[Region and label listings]
+ + + + +
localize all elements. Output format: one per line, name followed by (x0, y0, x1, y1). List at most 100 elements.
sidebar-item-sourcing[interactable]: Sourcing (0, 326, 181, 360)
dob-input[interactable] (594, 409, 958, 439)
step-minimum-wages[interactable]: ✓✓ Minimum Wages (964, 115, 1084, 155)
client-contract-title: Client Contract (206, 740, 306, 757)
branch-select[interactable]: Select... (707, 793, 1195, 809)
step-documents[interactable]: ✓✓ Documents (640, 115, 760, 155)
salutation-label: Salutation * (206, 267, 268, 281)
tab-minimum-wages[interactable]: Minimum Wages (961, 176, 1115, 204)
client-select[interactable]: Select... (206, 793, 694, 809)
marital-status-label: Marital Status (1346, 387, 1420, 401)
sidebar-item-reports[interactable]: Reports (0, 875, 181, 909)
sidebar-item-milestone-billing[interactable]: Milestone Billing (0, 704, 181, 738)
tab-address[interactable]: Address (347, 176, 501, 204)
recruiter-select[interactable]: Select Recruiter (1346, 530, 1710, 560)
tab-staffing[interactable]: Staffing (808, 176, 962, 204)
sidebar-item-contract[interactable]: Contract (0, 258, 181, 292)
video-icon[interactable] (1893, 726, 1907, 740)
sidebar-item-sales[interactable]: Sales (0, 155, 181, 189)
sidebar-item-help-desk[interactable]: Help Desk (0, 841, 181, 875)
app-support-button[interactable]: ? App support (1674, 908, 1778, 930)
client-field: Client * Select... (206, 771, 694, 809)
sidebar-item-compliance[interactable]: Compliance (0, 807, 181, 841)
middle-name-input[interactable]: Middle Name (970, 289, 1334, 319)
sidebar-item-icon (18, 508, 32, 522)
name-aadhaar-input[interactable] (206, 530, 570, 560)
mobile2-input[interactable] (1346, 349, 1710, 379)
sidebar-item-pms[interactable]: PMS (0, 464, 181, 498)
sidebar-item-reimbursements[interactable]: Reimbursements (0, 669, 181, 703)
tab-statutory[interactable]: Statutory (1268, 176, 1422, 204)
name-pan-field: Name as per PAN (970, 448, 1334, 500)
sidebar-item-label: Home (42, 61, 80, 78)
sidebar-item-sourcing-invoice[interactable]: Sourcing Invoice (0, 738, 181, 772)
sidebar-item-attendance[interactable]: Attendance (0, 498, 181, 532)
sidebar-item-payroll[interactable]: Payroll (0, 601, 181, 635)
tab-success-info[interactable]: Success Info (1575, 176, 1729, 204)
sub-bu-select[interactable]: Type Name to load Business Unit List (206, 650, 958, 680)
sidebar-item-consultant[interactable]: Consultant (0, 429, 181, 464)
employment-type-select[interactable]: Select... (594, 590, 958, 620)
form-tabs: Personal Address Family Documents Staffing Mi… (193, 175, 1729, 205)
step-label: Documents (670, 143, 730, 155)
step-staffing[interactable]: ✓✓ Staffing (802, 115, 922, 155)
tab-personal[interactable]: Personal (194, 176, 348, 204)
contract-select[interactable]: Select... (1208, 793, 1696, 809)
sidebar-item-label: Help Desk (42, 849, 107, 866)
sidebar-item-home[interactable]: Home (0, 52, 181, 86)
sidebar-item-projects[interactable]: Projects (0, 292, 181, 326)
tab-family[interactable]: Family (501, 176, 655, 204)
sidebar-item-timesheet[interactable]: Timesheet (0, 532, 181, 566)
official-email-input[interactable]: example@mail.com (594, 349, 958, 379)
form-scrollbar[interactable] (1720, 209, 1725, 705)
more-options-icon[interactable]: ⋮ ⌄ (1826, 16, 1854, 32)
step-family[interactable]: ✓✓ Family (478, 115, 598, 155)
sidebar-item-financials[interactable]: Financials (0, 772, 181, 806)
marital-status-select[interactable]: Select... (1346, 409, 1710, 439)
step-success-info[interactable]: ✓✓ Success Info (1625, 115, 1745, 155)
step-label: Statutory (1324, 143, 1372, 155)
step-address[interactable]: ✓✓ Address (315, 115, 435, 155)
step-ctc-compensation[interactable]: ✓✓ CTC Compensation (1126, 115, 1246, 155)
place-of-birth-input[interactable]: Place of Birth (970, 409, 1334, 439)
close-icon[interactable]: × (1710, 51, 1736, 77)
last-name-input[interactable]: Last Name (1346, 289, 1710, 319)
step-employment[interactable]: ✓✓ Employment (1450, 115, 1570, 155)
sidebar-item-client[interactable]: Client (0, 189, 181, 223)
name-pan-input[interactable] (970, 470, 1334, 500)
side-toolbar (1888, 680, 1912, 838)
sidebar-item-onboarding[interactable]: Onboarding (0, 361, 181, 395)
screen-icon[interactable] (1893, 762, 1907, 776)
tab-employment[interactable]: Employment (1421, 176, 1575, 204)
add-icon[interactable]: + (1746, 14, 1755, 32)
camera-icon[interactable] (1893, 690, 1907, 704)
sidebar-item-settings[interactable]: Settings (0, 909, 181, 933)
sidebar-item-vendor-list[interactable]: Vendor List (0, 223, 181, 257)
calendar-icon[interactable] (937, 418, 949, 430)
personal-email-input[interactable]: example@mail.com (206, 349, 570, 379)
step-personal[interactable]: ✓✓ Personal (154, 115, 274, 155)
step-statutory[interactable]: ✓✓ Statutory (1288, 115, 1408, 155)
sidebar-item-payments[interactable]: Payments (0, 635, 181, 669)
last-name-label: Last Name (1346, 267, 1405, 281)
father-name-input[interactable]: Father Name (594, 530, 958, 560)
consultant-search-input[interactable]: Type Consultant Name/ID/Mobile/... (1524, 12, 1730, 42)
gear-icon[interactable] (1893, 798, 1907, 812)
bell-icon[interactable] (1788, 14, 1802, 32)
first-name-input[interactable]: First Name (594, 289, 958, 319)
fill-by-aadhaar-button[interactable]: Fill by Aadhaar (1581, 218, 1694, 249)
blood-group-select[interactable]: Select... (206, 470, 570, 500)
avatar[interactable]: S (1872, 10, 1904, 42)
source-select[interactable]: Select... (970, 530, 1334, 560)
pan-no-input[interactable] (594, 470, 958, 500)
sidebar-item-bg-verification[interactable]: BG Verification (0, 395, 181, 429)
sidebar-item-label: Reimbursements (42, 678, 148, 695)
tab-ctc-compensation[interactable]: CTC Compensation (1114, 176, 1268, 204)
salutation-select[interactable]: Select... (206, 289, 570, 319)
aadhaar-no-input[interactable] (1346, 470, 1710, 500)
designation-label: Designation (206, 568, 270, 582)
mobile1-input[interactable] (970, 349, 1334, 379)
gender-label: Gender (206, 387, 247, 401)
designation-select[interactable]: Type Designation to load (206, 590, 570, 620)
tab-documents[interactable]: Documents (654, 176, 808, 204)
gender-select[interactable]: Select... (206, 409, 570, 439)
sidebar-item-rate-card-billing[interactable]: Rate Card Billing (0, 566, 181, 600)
+ + + + +
The problem:
Please rewrite the items above, changing every "sidebar-item" to "nav-item" and leaving everything else as it is.

Solution for this task:
localize all elements. Output format: one per line, name followed by (x0, y0, x1, y1). List at most 100 elements.
nav-item-sourcing[interactable]: Sourcing (0, 326, 181, 360)
dob-input[interactable] (594, 409, 958, 439)
step-minimum-wages[interactable]: ✓✓ Minimum Wages (964, 115, 1084, 155)
client-contract-title: Client Contract (206, 740, 306, 757)
branch-select[interactable]: Select... (707, 793, 1195, 809)
step-documents[interactable]: ✓✓ Documents (640, 115, 760, 155)
salutation-label: Salutation * (206, 267, 268, 281)
tab-minimum-wages[interactable]: Minimum Wages (961, 176, 1115, 204)
client-select[interactable]: Select... (206, 793, 694, 809)
marital-status-label: Marital Status (1346, 387, 1420, 401)
nav-item-reports[interactable]: Reports (0, 875, 181, 909)
nav-item-milestone-billing[interactable]: Milestone Billing (0, 704, 181, 738)
tab-address[interactable]: Address (347, 176, 501, 204)
recruiter-select[interactable]: Select Recruiter (1346, 530, 1710, 560)
tab-staffing[interactable]: Staffing (808, 176, 962, 204)
nav-item-contract[interactable]: Contract (0, 258, 181, 292)
video-icon[interactable] (1893, 726, 1907, 740)
nav-item-sales[interactable]: Sales (0, 155, 181, 189)
nav-item-help-desk[interactable]: Help Desk (0, 841, 181, 875)
app-support-button[interactable]: ? App support (1674, 908, 1778, 930)
client-field: Client * Select... (206, 771, 694, 809)
nav-item-compliance[interactable]: Compliance (0, 807, 181, 841)
middle-name-input[interactable]: Middle Name (970, 289, 1334, 319)
nav-item-icon (18, 508, 32, 522)
name-aadhaar-input[interactable] (206, 530, 570, 560)
mobile2-input[interactable] (1346, 349, 1710, 379)
nav-item-pms[interactable]: PMS (0, 464, 181, 498)
nav-item-reimbursements[interactable]: Reimbursements (0, 669, 181, 703)
tab-statutory[interactable]: Statutory (1268, 176, 1422, 204)
name-pan-field: Name as per PAN (970, 448, 1334, 500)
nav-item-label: Home (42, 61, 80, 78)
nav-item-sourcing-invoice[interactable]: Sourcing Invoice (0, 738, 181, 772)
nav-item-attendance[interactable]: Attendance (0, 498, 181, 532)
nav-item-payroll[interactable]: Payroll (0, 601, 181, 635)
tab-success-info[interactable]: Success Info (1575, 176, 1729, 204)
sub-bu-select[interactable]: Type Name to load Business Unit List (206, 650, 958, 680)
nav-item-consultant[interactable]: Consultant (0, 429, 181, 464)
employment-type-select[interactable]: Select... (594, 590, 958, 620)
form-tabs: Personal Address Family Documents Staffing Mi… (193, 175, 1729, 205)
step-label: Documents (670, 143, 730, 155)
step-staffing[interactable]: ✓✓ Staffing (802, 115, 922, 155)
tab-personal[interactable]: Personal (194, 176, 348, 204)
contract-select[interactable]: Select... (1208, 793, 1696, 809)
nav-item-label: Help Desk (42, 849, 107, 866)
nav-item-home[interactable]: Home (0, 52, 181, 86)
nav-item-projects[interactable]: Projects (0, 292, 181, 326)
tab-family[interactable]: Family (501, 176, 655, 204)
nav-item-timesheet[interactable]: Timesheet (0, 532, 181, 566)
official-email-input[interactable]: example@mail.com (594, 349, 958, 379)
form-scrollbar[interactable] (1720, 209, 1725, 705)
more-options-icon[interactable]: ⋮ ⌄ (1826, 16, 1854, 32)
step-family[interactable]: ✓✓ Family (478, 115, 598, 155)
nav-item-financials[interactable]: Financials (0, 772, 181, 806)
marital-status-select[interactable]: Select... (1346, 409, 1710, 439)
step-success-info[interactable]: ✓✓ Success Info (1625, 115, 1745, 155)
step-label: Statutory (1324, 143, 1372, 155)
step-address[interactable]: ✓✓ Address (315, 115, 435, 155)
step-ctc-compensation[interactable]: ✓✓ CTC Compensation (1126, 115, 1246, 155)
place-of-birth-input[interactable]: Place of Birth (970, 409, 1334, 439)
close-icon[interactable]: × (1710, 51, 1736, 77)
last-name-input[interactable]: Last Name (1346, 289, 1710, 319)
step-employment[interactable]: ✓✓ Employment (1450, 115, 1570, 155)
nav-item-client[interactable]: Client (0, 189, 181, 223)
name-pan-input[interactable] (970, 470, 1334, 500)
side-toolbar (1888, 680, 1912, 838)
nav-item-onboarding[interactable]: Onboarding (0, 361, 181, 395)
screen-icon[interactable] (1893, 762, 1907, 776)
tab-employment[interactable]: Employment (1421, 176, 1575, 204)
add-icon[interactable]: + (1746, 14, 1755, 32)
camera-icon[interactable] (1893, 690, 1907, 704)
nav-item-settings[interactable]: Settings (0, 909, 181, 933)
nav-item-vendor-list[interactable]: Vendor List (0, 223, 181, 257)
calendar-icon[interactable] (937, 418, 949, 430)
personal-email-input[interactable]: example@mail.com (206, 349, 570, 379)
step-personal[interactable]: ✓✓ Personal (154, 115, 274, 155)
step-statutory[interactable]: ✓✓ Statutory (1288, 115, 1408, 155)
nav-item-payments[interactable]: Payments (0, 635, 181, 669)
last-name-label: Last Name (1346, 267, 1405, 281)
father-name-input[interactable]: Father Name (594, 530, 958, 560)
consultant-search-input[interactable]: Type Consultant Name/ID/Mobile/... (1524, 12, 1730, 42)
gear-icon[interactable] (1893, 798, 1907, 812)
bell-icon[interactable] (1788, 14, 1802, 32)
first-name-input[interactable]: First Name (594, 289, 958, 319)
fill-by-aadhaar-button[interactable]: Fill by Aadhaar (1581, 218, 1694, 249)
blood-group-select[interactable]: Select... (206, 470, 570, 500)
avatar[interactable]: S (1872, 10, 1904, 42)
source-select[interactable]: Select... (970, 530, 1334, 560)
pan-no-input[interactable] (594, 470, 958, 500)
nav-item-bg-verification[interactable]: BG Verification (0, 395, 181, 429)
nav-item-label: Reimbursements (42, 678, 148, 695)
tab-ctc-compensation[interactable]: CTC Compensation (1114, 176, 1268, 204)
salutation-select[interactable]: Select... (206, 289, 570, 319)
aadhaar-no-input[interactable] (1346, 470, 1710, 500)
designation-label: Designation (206, 568, 270, 582)
mobile1-input[interactable] (970, 349, 1334, 379)
gender-label: Gender (206, 387, 247, 401)
designation-select[interactable]: Type Designation to load (206, 590, 570, 620)
tab-documents[interactable]: Documents (654, 176, 808, 204)
gender-select[interactable]: Select... (206, 409, 570, 439)
nav-item-rate-card-billing[interactable]: Rate Card Billing (0, 566, 181, 600)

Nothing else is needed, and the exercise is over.